## To do
Write down each entry again, exactly as it reads.

## Data extract
╔══

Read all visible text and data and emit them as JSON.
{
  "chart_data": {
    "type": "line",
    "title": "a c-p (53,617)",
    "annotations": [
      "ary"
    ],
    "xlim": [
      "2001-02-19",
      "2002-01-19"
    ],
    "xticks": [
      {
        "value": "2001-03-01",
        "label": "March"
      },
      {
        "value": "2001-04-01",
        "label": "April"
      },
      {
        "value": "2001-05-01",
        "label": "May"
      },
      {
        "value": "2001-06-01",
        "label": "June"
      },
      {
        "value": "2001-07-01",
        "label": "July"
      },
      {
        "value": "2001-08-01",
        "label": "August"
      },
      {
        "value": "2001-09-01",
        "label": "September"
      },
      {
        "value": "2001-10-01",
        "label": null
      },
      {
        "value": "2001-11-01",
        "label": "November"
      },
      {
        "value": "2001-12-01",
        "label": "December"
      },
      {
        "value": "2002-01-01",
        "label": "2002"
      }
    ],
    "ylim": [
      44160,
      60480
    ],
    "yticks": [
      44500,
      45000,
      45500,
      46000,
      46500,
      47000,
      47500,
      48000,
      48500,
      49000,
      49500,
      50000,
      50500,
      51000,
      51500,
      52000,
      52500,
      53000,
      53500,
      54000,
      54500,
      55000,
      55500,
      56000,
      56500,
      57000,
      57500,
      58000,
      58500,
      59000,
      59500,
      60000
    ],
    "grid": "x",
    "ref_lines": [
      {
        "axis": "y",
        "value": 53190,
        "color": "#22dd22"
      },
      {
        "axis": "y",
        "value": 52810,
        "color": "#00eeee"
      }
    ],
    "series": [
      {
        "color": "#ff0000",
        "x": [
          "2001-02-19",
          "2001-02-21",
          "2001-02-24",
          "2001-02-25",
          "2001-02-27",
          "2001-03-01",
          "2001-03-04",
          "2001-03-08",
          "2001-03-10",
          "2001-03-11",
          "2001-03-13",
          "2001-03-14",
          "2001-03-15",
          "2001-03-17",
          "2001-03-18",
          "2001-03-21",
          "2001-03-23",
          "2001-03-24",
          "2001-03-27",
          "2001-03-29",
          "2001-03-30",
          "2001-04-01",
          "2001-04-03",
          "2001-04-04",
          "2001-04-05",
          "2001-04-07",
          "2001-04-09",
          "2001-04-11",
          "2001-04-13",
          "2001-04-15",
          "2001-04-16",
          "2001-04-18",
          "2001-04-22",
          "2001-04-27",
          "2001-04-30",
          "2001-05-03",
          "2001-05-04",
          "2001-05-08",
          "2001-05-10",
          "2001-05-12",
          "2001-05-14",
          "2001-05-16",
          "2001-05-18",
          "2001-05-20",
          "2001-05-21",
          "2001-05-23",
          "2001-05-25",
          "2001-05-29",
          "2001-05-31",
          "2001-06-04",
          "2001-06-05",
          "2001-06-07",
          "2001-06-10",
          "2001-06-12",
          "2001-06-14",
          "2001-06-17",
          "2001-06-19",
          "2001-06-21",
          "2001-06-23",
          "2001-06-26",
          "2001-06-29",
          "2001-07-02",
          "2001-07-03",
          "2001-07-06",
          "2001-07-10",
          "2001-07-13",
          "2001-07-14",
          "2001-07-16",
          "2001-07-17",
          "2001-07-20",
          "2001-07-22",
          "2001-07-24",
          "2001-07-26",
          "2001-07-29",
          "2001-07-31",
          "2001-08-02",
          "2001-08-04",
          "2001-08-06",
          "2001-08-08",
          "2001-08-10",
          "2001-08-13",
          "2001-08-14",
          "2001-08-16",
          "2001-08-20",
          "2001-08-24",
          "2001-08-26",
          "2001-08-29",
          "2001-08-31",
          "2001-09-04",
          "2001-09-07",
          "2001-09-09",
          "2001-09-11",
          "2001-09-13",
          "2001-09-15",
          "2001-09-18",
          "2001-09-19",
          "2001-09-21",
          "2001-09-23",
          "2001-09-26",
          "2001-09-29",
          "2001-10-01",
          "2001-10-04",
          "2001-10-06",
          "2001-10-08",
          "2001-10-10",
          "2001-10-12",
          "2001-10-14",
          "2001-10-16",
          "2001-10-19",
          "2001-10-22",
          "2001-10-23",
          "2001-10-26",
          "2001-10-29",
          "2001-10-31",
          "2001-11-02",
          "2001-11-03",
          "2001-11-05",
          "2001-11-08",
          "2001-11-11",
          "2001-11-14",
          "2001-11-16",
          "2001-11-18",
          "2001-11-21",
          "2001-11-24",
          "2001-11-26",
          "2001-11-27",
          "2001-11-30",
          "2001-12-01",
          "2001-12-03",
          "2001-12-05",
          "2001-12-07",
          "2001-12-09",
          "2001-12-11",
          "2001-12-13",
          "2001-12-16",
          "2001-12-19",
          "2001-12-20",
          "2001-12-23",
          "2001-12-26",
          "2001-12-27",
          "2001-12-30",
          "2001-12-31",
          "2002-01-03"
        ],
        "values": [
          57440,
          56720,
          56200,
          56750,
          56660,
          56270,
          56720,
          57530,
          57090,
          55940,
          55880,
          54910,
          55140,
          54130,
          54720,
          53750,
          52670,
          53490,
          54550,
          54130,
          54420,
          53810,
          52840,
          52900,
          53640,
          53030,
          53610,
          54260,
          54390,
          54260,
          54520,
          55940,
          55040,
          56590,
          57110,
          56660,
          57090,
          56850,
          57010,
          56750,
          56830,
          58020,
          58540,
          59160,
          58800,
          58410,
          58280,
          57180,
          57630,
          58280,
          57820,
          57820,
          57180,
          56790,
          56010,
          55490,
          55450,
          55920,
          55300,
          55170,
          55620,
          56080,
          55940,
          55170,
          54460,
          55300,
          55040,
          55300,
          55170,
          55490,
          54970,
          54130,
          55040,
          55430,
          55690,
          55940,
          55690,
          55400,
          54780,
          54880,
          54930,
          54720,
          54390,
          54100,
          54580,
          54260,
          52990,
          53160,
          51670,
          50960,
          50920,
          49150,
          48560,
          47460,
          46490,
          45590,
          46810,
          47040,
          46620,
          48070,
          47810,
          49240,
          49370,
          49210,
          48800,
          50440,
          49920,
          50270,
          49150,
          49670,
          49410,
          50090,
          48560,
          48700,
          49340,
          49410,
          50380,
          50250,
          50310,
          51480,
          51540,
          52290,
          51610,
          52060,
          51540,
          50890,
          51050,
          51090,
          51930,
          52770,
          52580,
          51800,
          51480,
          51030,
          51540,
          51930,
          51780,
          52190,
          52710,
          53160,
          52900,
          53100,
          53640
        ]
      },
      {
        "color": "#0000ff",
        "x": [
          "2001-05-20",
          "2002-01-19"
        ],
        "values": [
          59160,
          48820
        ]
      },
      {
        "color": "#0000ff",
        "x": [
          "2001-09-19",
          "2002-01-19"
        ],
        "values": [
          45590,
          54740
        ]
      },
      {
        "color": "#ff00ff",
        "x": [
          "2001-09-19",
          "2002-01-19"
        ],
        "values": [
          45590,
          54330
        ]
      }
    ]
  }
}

╚══

## Final result
Read all visible text and data and emit them as JSON.
{
  "chart_data": {
    "type": "line",
    "title": "a c-p (53,617)",
    "annotations": [
      "ary"
    ],
    "xlim": [
      "2001-02-19",
      "2002-01-19"
    ],
    "xticks": [
      {
        "value": "2001-03-01",
        "label": "March"
      },
      {
        "value": "2001-04-01",
        "label": "April"
      },
      {
        "value": "2001-05-01",
        "label": "May"
      },
      {
        "value": "2001-06-01",
        "label": "June"
      },
      {
        "value": "2001-07-01",
        "label": "July"
      },
      {
        "value": "2001-08-01",
        "label": "August"
      },
      {
        "value": "2001-09-01",
        "label": "September"
      },
      {
        "value": "2001-10-01",
        "label": null
      },
      {
        "value": "2001-11-01",
        "label": "November"
      },
      {
        "value": "2001-12-01",
        "label": "December"
      },
      {
        "value": "2002-01-01",
        "label": "2002"
      }
    ],
    "ylim": [
      44160,
      60480
    ],
    "yticks": [
      44500,
      45000,
      45500,
      46000,
      46500,
      47000,
      47500,
      48000,
      48500,
      49000,
      49500,
      50000,
      50500,
      51000,
      51500,
      52000,
      52500,
      53000,
      53500,
      54000,
      54500,
      55000,
      55500,
      56000,
      56500,
      57000,
      57500,
      58000,
      58500,
      59000,
      59500,
      60000
    ],
    "grid": "x",
    "ref_lines": [
      {
        "axis": "y",
        "value": 53190,
        "color": "#22dd22"
      },
      {
        "axis": "y",
        "value": 52810,
        "color": "#00eeee"
      }
    ],
    "series": [
      {
        "color": "#ff0000",
        "x": [
          "2001-02-19",
          "2001-02-21",
          "2001-02-24",
          "2001-02-25",
          "2001-02-27",
          "2001-03-01",
          "2001-03-04",
          "2001-03-08",
          "2001-03-10",
          "2001-03-11",
          "2001-03-13",
          "2001-03-14",
          "2001-03-15",
          "2001-03-17",
          "2001-03-18",
          "2001-03-21",
          "2001-03-23",
          "2001-03-24",
          "2001-03-27",
          "2001-03-29",
          "2001-03-30",
          "2001-04-01",
          "2001-04-03",
          "2001-04-04",
          "2001-04-05",
          "2001-04-07",
          "2001-04-09",
          "2001-04-11",
          "2001-04-13",
          "2001-04-15",
          "2001-04-16",
          "2001-04-18",
          "2001-04-22",
          "2001-04-27",
          "2001-04-30",
          "2001-05-03",
          "2001-05-04",
          "2001-05-08",
          "2001-05-10",
          "2001-05-12",
          "2001-05-14",
          "2001-05-16",
          "2001-05-18",
          "2001-05-20",
          "2001-05-21",
          "2001-05-23",
          "2001-05-25",
          "2001-05-29",
          "2001-05-31",
          "2001-06-04",
          "2001-06-05",
          "2001-06-07",
          "2001-06-10",
          "2001-06-12",
          "2001-06-14",
          "2001-06-17",
          "2001-06-19",
          "2001-06-21",
          "2001-06-23",
          "2001-06-26",
          "2001-06-29",
          "2001-07-02",
          "2001-07-03",
          "2001-07-06",
          "2001-07-10",
          "2001-07-13",
          "2001-07-14",
          "2001-07-16",
          "2001-07-17",
          "2001-07-20",
          "2001-07-22",
          "2001-07-24",
          "2001-07-26",
          "2001-07-29",
          "2001-07-31",
          "2001-08-02",
          "2001-08-04",
          "2001-08-06",
          "2001-08-08",
          "2001-08-10",
          "2001-08-13",
          "2001-08-14",
          "2001-08-16",
          "2001-08-20",
          "2001-08-24",
          "2001-08-26",
          "2001-08-29",
          "2001-08-31",
          "2001-09-04",
          "2001-09-07",
          "2001-09-09",
          "2001-09-11",
          "2001-09-13",
          "2001-09-15",
          "2001-09-18",
          "2001-09-19",
          "2001-09-21",
          "2001-09-23",
          "2001-09-26",
          "2001-09-29",
          "2001-10-01",
          "2001-10-04",
          "2001-10-06",
          "2001-10-08",
          "2001-10-10",
          "2001-10-12",
          "2001-10-14",
          "2001-10-16",
          "2001-10-19",
          "2001-10-22",
          "2001-10-23",
          "2001-10-26",
          "2001-10-29",
          "2001-10-31",
          "2001-11-02",
          "2001-11-03",
          "2001-11-05",
          "2001-11-08",
          "2001-11-11",
          "2001-11-14",
          "2001-11-16",
          "2001-11-18",
          "2001-11-21",
          "2001-11-24",
          "2001-11-26",
          "2001-11-27",
          "2001-11-30",
          "2001-12-01",
          "2001-12-03",
          "2001-12-05",
          "2001-12-07",
          "2001-12-09",
          "2001-12-11",
          "2001-12-13",
          "2001-12-16",
          "2001-12-19",
          "2001-12-20",
          "2001-12-23",
          "2001-12-26",
          "2001-12-27",
          "2001-12-30",
          "2001-12-31",
          "2002-01-03"
        ],
        "values": [
          57440,
          56720,
          56200,
          56750,
          56660,
          56270,
          56720,
          57530,
          57090,
          55940,
          55880,
          54910,
          55140,
          54130,
          54720,
          53750,
          52670,
          53490,
          54550,
          54130,
          54420,
          53810,
          52840,
          52900,
          53640,
          53030,
          53610,
          54260,
          54390,
          54260,
          54520,
          55940,
          55040,
          56590,
          57110,
          56660,
          57090,
          56850,
          57010,
          56750,
          56830,
          58020,
          58540,
          59160,
          58800,
          58410,
          58280,
          57180,
          57630,
          58280,
          57820,
          57820,
          57180,
          56790,
          56010,
          55490,
          55450,
          55920,
          55300,
          55170,
          55620,
          56080,
          55940,
          55170,
          54460,
          55300,
          55040,
          55300,
          55170,
          55490,
          54970,
          54130,
          55040,
          55430,
          55690,
          55940,
          55690,
          55400,
          54780,
          54880,
          54930,
          54720,
          54390,
          54100,
          54580,
          54260,
          52990,
          53160,
          51670,
          50960,
          50920,
          49150,
          48560,
          47460,
          46490,
          45590,
          46810,
          47040,
          46620,
          48070,
          47810,
          49240,
          49370,
          49210,
          48800,
          50440,
          49920,
          50270,
          49150,
          49670,
          49410,
          50090,
          48560,
          48700,
          49340,
          49410,
          50380,
          50250,
          50310,
          51480,
          51540,
          52290,
          51610,
          52060,
          51540,
          50890,
          51050,
          51090,
          51930,
          52770,
          52580,
          51800,
          51480,
          51030,
          51540,
          51930,
          51780,
          52190,
          52710,
          53160,
          52900,
          53100,
          53640
        ]
      },
      {
        "color": "#0000ff",
        "x": [
          "2001-05-20",
          "2002-01-19"
        ],
        "values": [
          59160,
          48820
        ]
      },
      {
        "color": "#0000ff",
        "x": [
          "2001-09-19",
          "2002-01-19"
        ],
        "values": [
          45590,
          54740
        ]
      },
      {
        "color": "#ff00ff",
        "x": [
          "2001-09-19",
          "2002-01-19"
        ],
        "values": [
          45590,
          54330
        ]
      }
    ]
  }
}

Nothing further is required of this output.